### Input records

'''

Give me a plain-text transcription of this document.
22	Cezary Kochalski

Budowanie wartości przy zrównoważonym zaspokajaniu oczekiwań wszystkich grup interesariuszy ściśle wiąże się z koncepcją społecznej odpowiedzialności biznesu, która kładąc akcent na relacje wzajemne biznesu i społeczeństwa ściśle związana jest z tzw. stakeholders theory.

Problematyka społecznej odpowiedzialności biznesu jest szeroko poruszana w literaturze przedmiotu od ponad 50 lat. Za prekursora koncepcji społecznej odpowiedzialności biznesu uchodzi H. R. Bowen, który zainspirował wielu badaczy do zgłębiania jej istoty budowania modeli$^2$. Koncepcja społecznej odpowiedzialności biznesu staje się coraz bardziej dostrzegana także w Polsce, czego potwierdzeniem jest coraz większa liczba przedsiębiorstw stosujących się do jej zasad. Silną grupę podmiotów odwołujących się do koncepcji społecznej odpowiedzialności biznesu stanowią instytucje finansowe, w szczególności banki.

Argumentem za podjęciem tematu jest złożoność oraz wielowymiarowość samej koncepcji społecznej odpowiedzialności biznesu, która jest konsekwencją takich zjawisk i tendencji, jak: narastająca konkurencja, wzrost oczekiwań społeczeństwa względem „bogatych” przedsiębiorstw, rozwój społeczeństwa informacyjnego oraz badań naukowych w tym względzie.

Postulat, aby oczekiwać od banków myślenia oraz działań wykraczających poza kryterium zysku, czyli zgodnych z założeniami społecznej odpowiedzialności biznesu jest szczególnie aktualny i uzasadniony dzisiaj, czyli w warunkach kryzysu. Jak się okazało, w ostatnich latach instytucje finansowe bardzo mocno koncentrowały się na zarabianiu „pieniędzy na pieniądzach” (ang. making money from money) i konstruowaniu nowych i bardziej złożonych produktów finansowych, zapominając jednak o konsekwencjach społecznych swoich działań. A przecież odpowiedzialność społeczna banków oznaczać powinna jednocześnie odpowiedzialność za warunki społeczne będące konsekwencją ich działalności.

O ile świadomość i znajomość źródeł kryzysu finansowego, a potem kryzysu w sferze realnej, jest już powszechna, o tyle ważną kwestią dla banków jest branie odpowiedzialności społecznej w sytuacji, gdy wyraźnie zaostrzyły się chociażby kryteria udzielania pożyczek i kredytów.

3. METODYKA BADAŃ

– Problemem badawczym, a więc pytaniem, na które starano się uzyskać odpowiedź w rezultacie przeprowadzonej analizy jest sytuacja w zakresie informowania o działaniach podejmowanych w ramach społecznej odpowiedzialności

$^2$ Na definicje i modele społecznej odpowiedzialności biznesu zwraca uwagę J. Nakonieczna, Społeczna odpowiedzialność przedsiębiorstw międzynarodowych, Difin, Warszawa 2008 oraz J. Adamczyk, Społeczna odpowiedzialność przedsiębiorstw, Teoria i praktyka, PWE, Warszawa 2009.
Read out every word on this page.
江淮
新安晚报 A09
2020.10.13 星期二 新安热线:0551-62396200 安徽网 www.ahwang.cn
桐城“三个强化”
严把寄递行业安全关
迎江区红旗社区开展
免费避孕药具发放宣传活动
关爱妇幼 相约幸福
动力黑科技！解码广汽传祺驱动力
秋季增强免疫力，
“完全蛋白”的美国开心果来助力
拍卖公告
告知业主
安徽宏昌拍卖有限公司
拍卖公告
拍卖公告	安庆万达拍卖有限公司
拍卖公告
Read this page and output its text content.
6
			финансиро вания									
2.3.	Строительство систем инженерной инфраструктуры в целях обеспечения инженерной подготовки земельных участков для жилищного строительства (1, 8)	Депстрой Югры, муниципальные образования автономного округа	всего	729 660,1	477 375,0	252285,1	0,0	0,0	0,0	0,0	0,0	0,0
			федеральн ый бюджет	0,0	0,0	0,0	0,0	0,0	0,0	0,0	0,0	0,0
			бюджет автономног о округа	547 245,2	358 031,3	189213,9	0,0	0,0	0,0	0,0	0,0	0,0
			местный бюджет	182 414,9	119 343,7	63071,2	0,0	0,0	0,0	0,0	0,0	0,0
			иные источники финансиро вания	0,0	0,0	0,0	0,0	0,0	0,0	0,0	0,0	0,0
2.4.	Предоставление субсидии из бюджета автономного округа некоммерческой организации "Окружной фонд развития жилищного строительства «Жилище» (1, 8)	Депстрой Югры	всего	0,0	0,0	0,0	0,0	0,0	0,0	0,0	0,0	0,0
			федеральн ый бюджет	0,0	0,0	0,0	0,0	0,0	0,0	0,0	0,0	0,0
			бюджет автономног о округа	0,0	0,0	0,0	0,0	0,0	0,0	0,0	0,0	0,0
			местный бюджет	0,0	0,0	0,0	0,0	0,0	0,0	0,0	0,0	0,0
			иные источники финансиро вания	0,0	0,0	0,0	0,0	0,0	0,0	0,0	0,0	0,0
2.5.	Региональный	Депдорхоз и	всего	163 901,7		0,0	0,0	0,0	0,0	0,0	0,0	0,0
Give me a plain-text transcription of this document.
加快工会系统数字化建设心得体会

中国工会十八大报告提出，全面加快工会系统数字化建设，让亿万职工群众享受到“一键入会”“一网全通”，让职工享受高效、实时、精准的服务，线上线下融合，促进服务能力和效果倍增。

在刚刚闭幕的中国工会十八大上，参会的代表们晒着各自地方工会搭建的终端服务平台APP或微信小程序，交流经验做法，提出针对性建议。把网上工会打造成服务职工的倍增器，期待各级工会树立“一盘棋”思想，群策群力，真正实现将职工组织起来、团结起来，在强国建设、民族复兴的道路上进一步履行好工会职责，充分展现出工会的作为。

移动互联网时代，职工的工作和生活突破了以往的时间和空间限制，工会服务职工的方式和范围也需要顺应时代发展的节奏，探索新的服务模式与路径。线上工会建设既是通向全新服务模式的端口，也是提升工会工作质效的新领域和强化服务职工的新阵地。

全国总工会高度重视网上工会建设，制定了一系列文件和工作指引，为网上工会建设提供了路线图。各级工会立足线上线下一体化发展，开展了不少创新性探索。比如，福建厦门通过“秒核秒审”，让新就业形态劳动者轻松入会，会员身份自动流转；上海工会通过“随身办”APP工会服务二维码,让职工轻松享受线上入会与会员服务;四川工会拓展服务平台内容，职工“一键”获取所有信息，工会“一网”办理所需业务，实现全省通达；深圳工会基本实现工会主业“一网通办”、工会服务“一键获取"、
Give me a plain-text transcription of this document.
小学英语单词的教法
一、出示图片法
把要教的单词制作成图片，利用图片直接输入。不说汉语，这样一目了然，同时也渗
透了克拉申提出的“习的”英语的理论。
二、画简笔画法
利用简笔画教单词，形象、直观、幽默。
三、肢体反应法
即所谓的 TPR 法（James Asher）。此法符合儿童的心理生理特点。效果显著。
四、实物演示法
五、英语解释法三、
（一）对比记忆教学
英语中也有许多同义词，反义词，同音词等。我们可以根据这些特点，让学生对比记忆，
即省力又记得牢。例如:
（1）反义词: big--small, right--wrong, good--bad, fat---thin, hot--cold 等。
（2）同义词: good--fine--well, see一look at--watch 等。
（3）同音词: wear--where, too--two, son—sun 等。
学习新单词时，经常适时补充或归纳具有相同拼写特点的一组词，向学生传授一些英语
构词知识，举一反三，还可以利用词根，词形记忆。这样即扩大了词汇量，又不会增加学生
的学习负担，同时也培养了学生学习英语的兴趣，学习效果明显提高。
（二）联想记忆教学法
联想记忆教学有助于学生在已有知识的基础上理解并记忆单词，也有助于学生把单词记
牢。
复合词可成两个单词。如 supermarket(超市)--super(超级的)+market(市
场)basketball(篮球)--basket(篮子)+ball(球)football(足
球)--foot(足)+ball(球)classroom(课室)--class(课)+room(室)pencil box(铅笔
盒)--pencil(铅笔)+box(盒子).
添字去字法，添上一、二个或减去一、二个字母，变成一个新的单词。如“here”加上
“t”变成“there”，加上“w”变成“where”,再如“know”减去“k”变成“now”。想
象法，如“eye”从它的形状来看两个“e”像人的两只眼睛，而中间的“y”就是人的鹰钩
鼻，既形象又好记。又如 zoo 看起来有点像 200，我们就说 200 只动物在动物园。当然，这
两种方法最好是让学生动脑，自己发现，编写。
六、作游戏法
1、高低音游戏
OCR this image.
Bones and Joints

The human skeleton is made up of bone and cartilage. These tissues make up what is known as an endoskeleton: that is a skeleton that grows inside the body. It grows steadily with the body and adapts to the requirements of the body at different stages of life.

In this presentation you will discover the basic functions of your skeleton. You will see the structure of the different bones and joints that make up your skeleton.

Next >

'''

### What is needed
Find the string "page" in the entries above and return each line that holds it.

### Solution for this task
Read out every word on this page.
Read this page and output its text content.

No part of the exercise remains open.